▶ [Problems to solve]:
**a)** Please copy the passage of the forum thread about the 1882 hydro fluid leak word for word, between "Hello all, I" and "and all help.", inclusive.
**b)** In the forum thread about the 1882 hydro fluid leak, what part did the poster replace along with the gasket between the pump and the rear?
**c)** Write what comes next in the forum thread about the 1882 hydro fluid leak.

▶ [Document section]:

# New member 1882 issues



## Yellowtonka2 (Aug 19, 2016)

Hello all, I am brand new to the forum though I have searched many items in the past with great success in finding answers. My 1882 Sgt. I can not find much info on. I am having a issue with hydro fluid leaking. It will just run off of the rear diff between the pump and the rear housing. I just tore everything apart inspected and cleaned it and installed a new gasket between the pump and rear, but it still leaks just as bad as it did before I tore it apart. I also replace the hydro filter at the same time. I checked the relief valves on top of the pump and they are dry. Has anyone else experience this or possibly have some insight? Another thing with this that puzzles me is this is a plastic hood tractor and the frame says that it was built meeting 1986 safety standards. I thought they were not built until the 90's? Thanks in advanced for any and all help.


----------



## BigT (Sep 15, 2014)

Hello Yellowtonka2, welcome to the tractor forum.

▶ [Given data]:
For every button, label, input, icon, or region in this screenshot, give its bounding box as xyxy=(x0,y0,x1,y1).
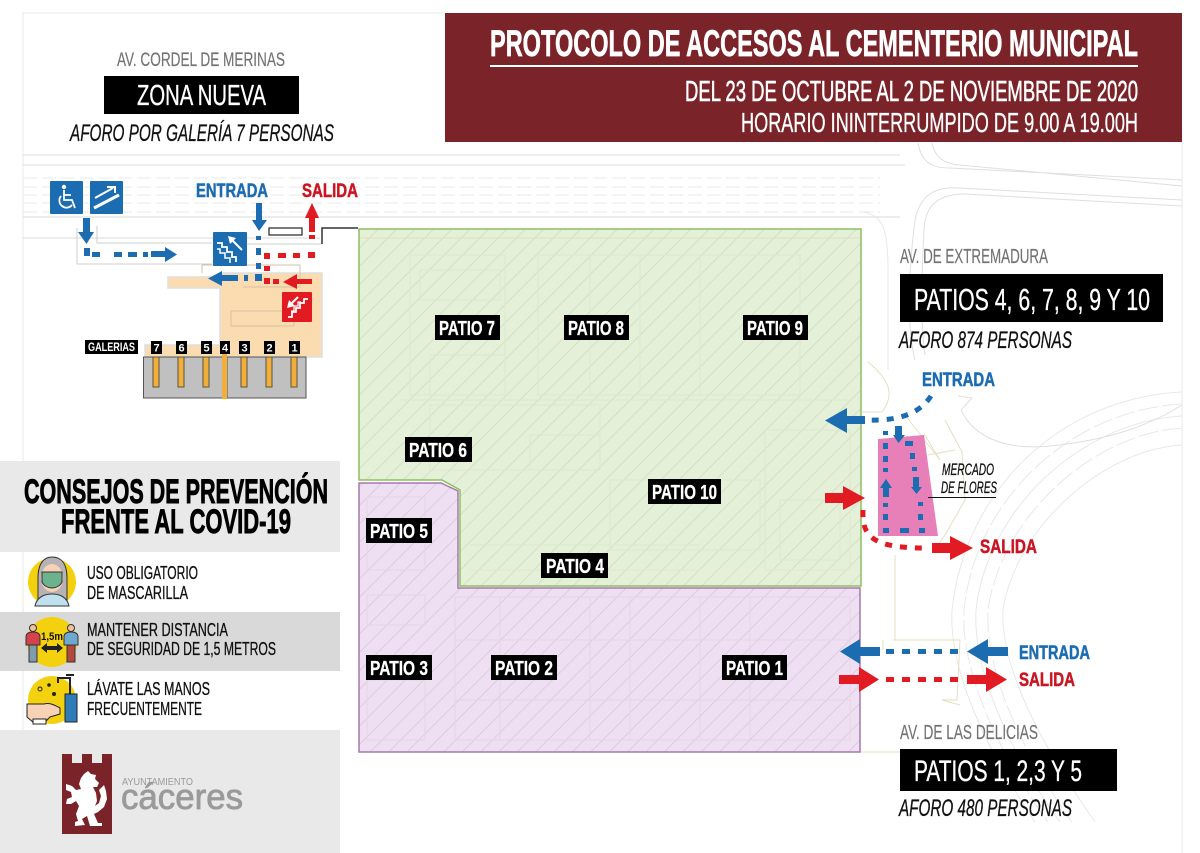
block: av de las delicias: PATIOS 1, 2,3 Y 5 xyxy=(914,755,1082,788)
block: av de las delicias xyxy=(898,722,1117,822)
icon: stairs down xyxy=(282,292,312,322)
map: purple zone xyxy=(359,483,860,752)
block: av de las delicias: AV. DE LAS DELICIAS xyxy=(900,722,1038,744)
entrada route: extremadura: ENTRADA xyxy=(922,370,995,391)
salida route: delicias xyxy=(839,667,1075,692)
tip: hand washing: FRECUENTEMENTE xyxy=(87,699,202,719)
tip: mask: USO OBLIGATORIO xyxy=(87,563,198,583)
gallery labels xyxy=(85,340,300,354)
tip: hand washing: LÁVATE LAS MANOS xyxy=(87,679,210,699)
block: zona nueva: AV. CORDEL DE MERINAS xyxy=(117,50,285,71)
icon: distance xyxy=(26,617,78,667)
block: av de extremadura: AFORO 874 PERSONAS xyxy=(898,327,1072,354)
gallery labels: GALERIAS xyxy=(88,342,135,354)
block: zona nueva: ZONA NUEVA xyxy=(137,80,266,112)
gallery labels: 7 xyxy=(154,342,160,354)
gallery labels: 5 xyxy=(204,342,210,354)
patio labels: PATIO 7 xyxy=(439,318,495,340)
patio labels: PATIO 4 xyxy=(546,556,605,578)
icon: mask xyxy=(28,557,76,606)
gallery labels: 4 xyxy=(222,342,229,354)
gallery labels: 1 xyxy=(292,342,298,354)
entrada route: delicias: ENTRADA xyxy=(1019,643,1090,664)
block: zona nueva: AFORO POR GALERÍA 7 PERSONAS xyxy=(69,120,334,147)
logo: ayuntamiento de caceres: AYUNTAMIENTO xyxy=(122,776,193,788)
block: av de las delicias: AFORO 480 PERSONAS xyxy=(898,795,1072,822)
panel: covid prevention xyxy=(0,461,340,853)
tip: mask: DE MASCARILLA xyxy=(87,583,188,603)
entrada route: extremadura xyxy=(825,370,995,533)
salida route: extremadura: SALIDA xyxy=(980,537,1037,558)
patio labels: PATIO 6 xyxy=(409,440,467,462)
icon: distance: 1,5m xyxy=(41,631,63,643)
patio labels: PATIO 3 xyxy=(370,658,428,680)
panel heading: CONSEJOS DE PREVENCIÓN xyxy=(24,473,328,511)
block: av de extremadura: AV. DE EXTREMADURA xyxy=(900,246,1048,268)
patio labels: PATIO 1 xyxy=(726,658,783,680)
salida route: delicias: SALIDA xyxy=(1019,670,1075,691)
panel heading: FRENTE AL COVID-19 xyxy=(61,503,291,541)
patio labels: PATIO 5 xyxy=(370,521,428,543)
title banner xyxy=(445,13,1182,142)
label: salida top: SALIDA xyxy=(302,181,358,202)
label: entrada top: ENTRADA xyxy=(196,181,268,202)
gallery labels: 2 xyxy=(266,342,273,354)
icon: ramp xyxy=(90,181,123,214)
patio labels: PATIO 8 xyxy=(568,318,624,340)
salida route: extremadura xyxy=(825,486,1037,560)
tip: distance: MANTENER DISTANCIA xyxy=(87,620,228,640)
gallery labels: 3 xyxy=(242,342,248,354)
market label: MERCADO xyxy=(942,461,994,479)
icon: hand washing xyxy=(27,675,77,724)
patio labels: PATIO 10 xyxy=(652,482,717,504)
logo: ayuntamiento de caceres xyxy=(62,754,243,834)
access plan: zona nueva xyxy=(50,181,358,399)
patio labels xyxy=(366,315,808,680)
map: green zone xyxy=(359,229,861,586)
entrada route: delicias xyxy=(840,639,1090,664)
icon: wheelchair xyxy=(50,181,83,214)
flower market xyxy=(878,435,997,536)
gallery blocks xyxy=(144,357,224,398)
flower market: DE FLORES xyxy=(941,479,997,497)
gallery labels: 6 xyxy=(178,342,185,354)
logo: ayuntamiento de caceres: cáceres xyxy=(121,776,243,817)
tip: distance: DE SEGURIDAD DE 1,5 METROS xyxy=(87,639,276,659)
block: av de extremadura xyxy=(898,246,1163,354)
patio labels: PATIO 2 xyxy=(495,658,553,680)
blue route arrows xyxy=(78,203,267,286)
patio labels: PATIO 9 xyxy=(747,318,803,340)
red route arrows xyxy=(264,203,319,289)
icon: stairs up xyxy=(213,232,247,266)
block: zona nueva xyxy=(69,50,334,147)
orange entrance area xyxy=(145,273,322,357)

▶ [Results by task]:
**a)**
Hello all, I am brand new to the forum though I have searched many items in the past with great success in finding answers. My 1882 Sgt. I can not find much info on. I am having a issue with hydro fluid leaking. It will just run off of the rear diff between the pump and the rear housing. I just tore everything apart inspected and cleaned it and installed a new gasket between the pump and rear, but it still leaks just as bad as it did before I tore it apart. I also replace the hydro filter at the same time. I checked the relief valves on top of the pump and they are dry. Has anyone else experience this or possibly have some insight? Another thing with this that puzzles me is this is a plastic hood tractor and the frame says that it was built meeting 1986 safety standards. I thought they were not built until the 90's? Thanks in advanced for any and all help.

**b)** The hydro filter.

**c)**
According to tractordata.com your CC 1882 was manufactured 1991-1992. Perhaps built to an older safety standard, or perhaps the safety standards for mowers hadn't been updated?? 

If it is leaking through the gasket, apply a thin coat of gasket sealant on both sides of the gasket. Also inspect the metal surfaces for gouges or scratches. I have used coppercoat spray-on to seal leaking gaskets in the past.

Perhaps you have a porous metal leak?? Or a crack somewhere?? Clean thoroughly and watch.


----------



## Yellowtonka2 (Aug 19, 2016)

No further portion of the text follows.